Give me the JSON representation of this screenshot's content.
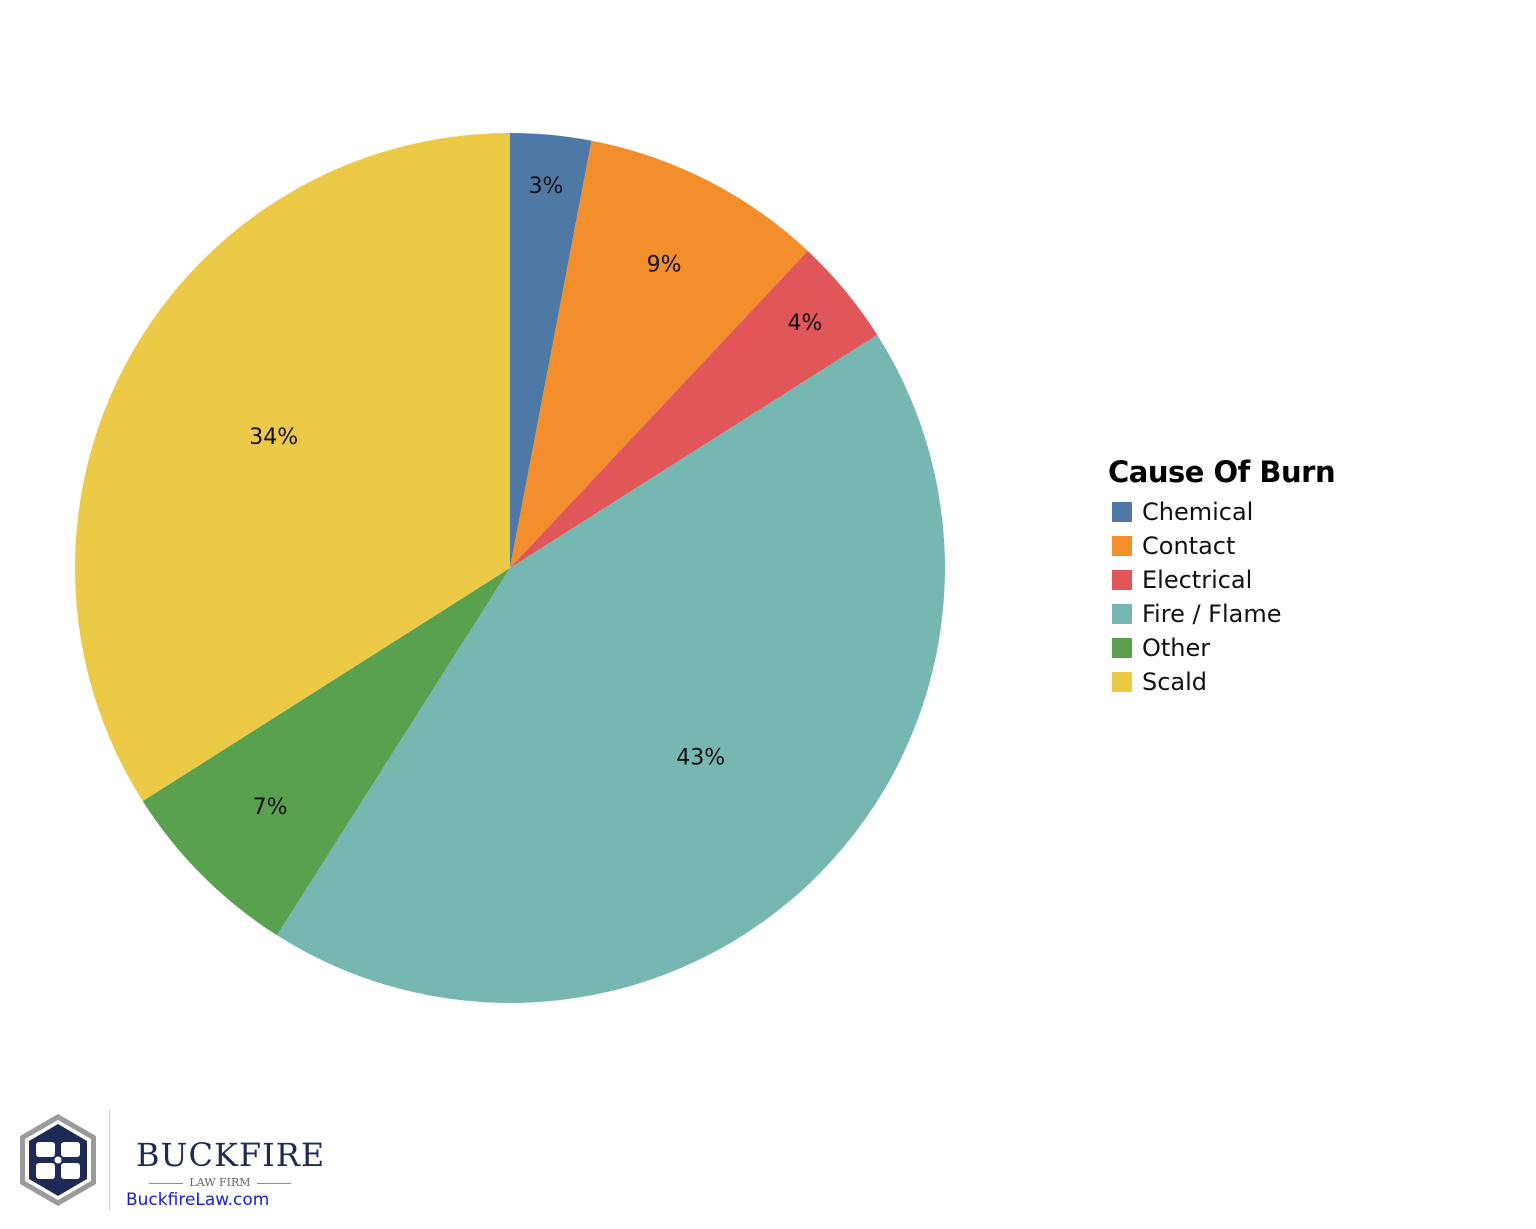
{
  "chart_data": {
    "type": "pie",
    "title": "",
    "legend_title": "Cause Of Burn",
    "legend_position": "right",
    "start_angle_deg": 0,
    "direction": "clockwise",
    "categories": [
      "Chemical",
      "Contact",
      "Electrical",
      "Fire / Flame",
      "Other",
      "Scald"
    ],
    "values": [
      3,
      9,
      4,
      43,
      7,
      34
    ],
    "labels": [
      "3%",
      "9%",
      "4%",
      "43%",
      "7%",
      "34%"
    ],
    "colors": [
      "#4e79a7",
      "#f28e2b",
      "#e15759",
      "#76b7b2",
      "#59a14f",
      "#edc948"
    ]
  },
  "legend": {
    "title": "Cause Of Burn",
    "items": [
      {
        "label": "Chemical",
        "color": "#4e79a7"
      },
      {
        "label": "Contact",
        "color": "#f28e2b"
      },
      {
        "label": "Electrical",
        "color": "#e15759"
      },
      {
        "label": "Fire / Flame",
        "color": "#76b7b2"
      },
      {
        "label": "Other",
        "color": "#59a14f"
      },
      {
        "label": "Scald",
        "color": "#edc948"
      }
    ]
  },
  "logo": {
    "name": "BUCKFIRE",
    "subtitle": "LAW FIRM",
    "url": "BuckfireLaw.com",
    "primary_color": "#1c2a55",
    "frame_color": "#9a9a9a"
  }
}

→ **Your goal**: Write out every line of the preceding listing that contains "Cause".

→ **Answer in full**:
    "legend_title": "Cause Of Burn",
    "title": "Cause Of Burn",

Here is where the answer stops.